* _Task to complete_: Locate every line in the entries below that contains the word "FROM", and copy each of those lines.

(Some entries)
========

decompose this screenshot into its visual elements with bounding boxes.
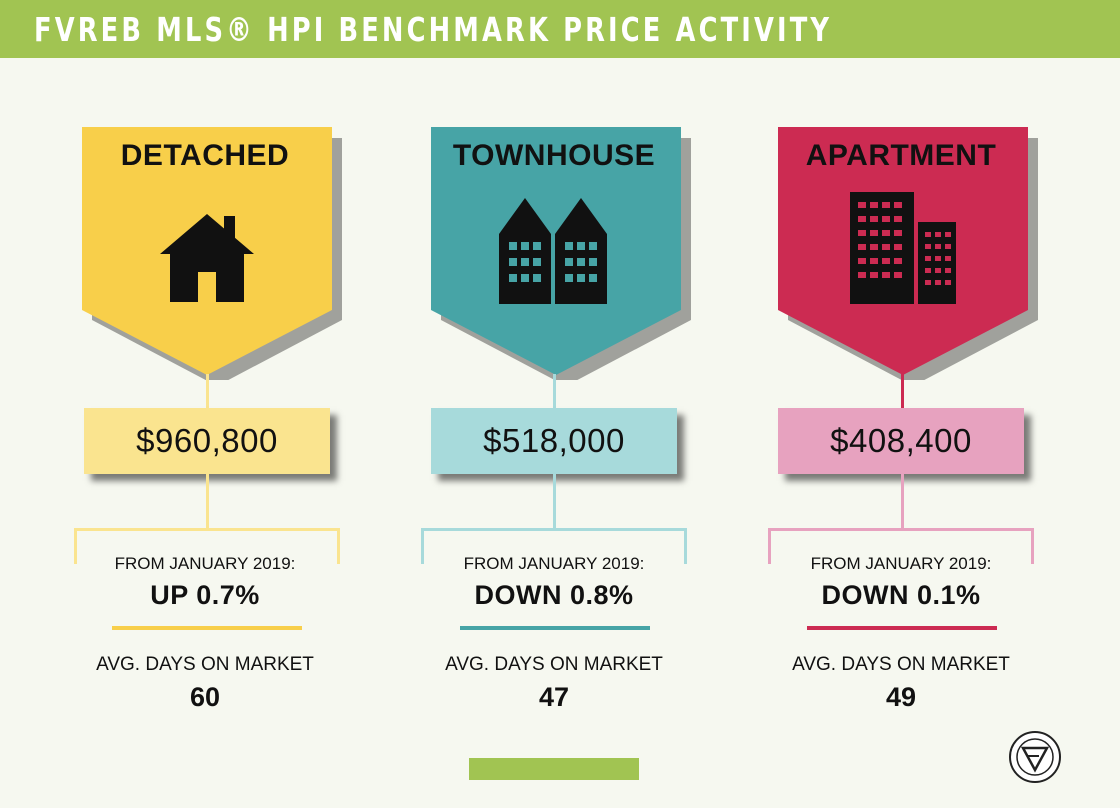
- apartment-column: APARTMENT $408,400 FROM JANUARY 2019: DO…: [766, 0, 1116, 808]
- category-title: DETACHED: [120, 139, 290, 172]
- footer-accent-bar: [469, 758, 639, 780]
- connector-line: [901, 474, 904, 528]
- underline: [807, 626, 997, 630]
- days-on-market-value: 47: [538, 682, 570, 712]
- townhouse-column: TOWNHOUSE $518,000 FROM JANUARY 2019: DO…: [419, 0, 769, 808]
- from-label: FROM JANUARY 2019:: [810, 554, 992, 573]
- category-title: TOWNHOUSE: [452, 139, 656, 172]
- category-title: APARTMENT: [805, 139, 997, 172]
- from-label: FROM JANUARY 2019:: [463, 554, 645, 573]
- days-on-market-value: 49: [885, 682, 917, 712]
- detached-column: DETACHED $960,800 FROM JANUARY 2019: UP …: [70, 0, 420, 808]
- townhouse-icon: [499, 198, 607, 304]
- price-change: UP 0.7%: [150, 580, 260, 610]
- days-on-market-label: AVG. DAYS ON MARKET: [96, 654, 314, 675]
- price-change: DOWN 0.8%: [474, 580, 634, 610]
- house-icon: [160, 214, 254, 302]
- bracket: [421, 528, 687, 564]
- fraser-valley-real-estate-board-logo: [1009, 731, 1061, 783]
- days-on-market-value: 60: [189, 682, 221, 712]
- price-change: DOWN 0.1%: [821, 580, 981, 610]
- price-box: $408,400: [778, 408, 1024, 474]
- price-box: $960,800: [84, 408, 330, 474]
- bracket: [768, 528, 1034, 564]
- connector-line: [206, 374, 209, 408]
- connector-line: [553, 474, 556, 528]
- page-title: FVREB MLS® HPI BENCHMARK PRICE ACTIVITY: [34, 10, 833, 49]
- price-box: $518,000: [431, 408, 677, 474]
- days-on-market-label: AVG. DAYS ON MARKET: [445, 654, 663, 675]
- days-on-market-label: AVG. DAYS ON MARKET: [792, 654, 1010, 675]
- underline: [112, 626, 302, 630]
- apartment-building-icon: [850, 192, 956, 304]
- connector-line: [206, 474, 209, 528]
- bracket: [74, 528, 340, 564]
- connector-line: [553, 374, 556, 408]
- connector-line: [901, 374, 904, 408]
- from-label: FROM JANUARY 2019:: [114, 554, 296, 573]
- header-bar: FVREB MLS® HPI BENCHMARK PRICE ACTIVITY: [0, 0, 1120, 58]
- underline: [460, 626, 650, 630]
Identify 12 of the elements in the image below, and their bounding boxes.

========

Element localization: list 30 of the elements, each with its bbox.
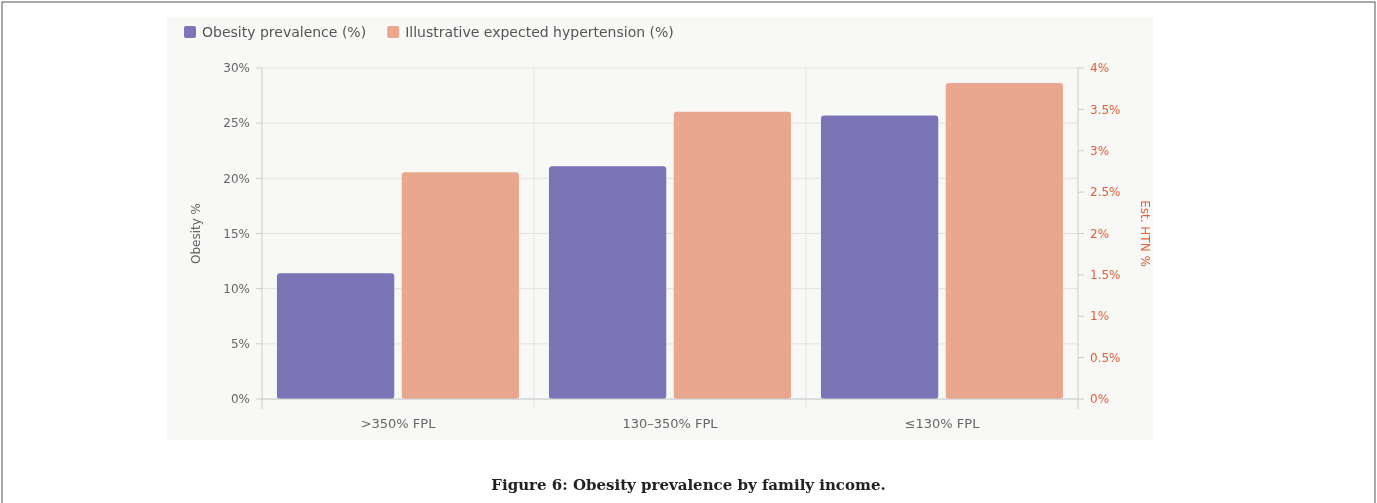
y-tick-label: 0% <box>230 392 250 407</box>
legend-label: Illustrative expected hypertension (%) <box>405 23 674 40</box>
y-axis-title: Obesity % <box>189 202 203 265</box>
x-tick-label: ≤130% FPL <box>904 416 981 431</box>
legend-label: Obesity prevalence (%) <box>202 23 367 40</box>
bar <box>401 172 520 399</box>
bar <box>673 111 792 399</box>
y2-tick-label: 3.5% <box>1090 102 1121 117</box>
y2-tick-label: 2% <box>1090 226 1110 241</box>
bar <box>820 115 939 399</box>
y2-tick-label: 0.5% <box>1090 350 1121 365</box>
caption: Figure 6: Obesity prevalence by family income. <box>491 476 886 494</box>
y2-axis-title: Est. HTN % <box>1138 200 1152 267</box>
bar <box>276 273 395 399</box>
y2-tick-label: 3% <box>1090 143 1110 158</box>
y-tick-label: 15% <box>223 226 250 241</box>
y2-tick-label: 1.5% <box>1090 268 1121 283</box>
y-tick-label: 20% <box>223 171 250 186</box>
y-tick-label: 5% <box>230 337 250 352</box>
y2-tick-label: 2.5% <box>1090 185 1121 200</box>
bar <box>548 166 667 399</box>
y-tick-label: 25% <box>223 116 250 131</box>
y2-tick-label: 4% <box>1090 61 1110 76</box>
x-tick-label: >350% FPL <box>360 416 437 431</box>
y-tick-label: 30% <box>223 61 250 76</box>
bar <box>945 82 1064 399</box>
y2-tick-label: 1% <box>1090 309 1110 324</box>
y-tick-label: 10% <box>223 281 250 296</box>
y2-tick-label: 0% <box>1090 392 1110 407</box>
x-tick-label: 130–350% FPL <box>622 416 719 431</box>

========

* _Written answer_:
- apartment-column: APARTMENT $408,400 FROM JANUARY 2019: DO…: [766, 0, 1116, 808]
- townhouse-column: TOWNHOUSE $518,000 FROM JANUARY 2019: DO…: [419, 0, 769, 808]
- from-label: FROM JANUARY 2019:: [810, 554, 992, 573]
- from-label: FROM JANUARY 2019:: [463, 554, 645, 573]
- detached-column: DETACHED $960,800 FROM JANUARY 2019: UP …: [70, 0, 420, 808]
- from-label: FROM JANUARY 2019:: [114, 554, 296, 573]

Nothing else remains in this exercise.